[Extracted data entries]
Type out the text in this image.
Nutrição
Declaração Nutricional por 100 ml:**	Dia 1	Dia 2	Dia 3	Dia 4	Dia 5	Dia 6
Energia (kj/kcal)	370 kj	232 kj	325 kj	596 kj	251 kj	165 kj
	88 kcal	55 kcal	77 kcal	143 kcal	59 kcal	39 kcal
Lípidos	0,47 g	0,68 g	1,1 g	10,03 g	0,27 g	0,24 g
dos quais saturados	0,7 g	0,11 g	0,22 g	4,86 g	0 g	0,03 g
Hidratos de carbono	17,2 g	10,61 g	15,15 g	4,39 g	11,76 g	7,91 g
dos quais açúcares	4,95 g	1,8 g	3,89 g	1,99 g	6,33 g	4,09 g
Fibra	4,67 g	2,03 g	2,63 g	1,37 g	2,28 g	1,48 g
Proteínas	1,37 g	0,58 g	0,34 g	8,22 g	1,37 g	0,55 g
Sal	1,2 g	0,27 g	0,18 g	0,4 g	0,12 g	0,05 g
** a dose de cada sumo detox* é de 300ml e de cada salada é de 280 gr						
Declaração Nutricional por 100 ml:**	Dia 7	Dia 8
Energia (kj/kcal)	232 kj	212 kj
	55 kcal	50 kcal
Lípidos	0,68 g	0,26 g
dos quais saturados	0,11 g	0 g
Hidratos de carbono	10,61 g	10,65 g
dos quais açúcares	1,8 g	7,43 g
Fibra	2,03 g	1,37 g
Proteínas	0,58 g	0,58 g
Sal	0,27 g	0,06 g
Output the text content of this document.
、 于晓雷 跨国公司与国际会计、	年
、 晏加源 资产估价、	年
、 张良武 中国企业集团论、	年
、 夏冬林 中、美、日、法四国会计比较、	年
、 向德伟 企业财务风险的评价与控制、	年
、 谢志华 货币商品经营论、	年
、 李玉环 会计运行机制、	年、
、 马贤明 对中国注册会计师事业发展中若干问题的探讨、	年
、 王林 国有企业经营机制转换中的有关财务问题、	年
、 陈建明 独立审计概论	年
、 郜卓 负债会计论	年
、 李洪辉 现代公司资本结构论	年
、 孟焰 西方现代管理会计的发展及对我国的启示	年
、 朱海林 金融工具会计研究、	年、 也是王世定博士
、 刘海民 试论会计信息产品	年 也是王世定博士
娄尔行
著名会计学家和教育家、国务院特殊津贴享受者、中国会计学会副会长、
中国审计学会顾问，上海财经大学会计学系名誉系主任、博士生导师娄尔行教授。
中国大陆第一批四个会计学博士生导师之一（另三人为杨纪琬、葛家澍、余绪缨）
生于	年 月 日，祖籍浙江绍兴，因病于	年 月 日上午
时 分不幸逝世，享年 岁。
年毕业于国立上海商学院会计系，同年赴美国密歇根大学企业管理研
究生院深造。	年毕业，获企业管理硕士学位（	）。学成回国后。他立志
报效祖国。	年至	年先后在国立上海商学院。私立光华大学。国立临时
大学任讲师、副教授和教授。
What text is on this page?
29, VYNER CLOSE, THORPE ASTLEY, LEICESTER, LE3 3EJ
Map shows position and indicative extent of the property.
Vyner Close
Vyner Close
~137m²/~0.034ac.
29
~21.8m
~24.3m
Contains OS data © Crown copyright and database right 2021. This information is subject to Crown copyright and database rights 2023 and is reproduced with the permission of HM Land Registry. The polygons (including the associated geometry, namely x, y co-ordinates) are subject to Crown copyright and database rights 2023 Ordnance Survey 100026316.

(REQUIREMENTS):
Copy out each line of the entries that holds "kcal".

(OUTPUT FOR THIS TASK):
Energia (kj/kcal)	370 kj	232 kj	325 kj	596 kj	251 kj	165 kj
	88 kcal	55 kcal	77 kcal	143 kcal	59 kcal	39 kcal
Energia (kj/kcal)	232 kj	212 kj
	55 kcal	50 kcal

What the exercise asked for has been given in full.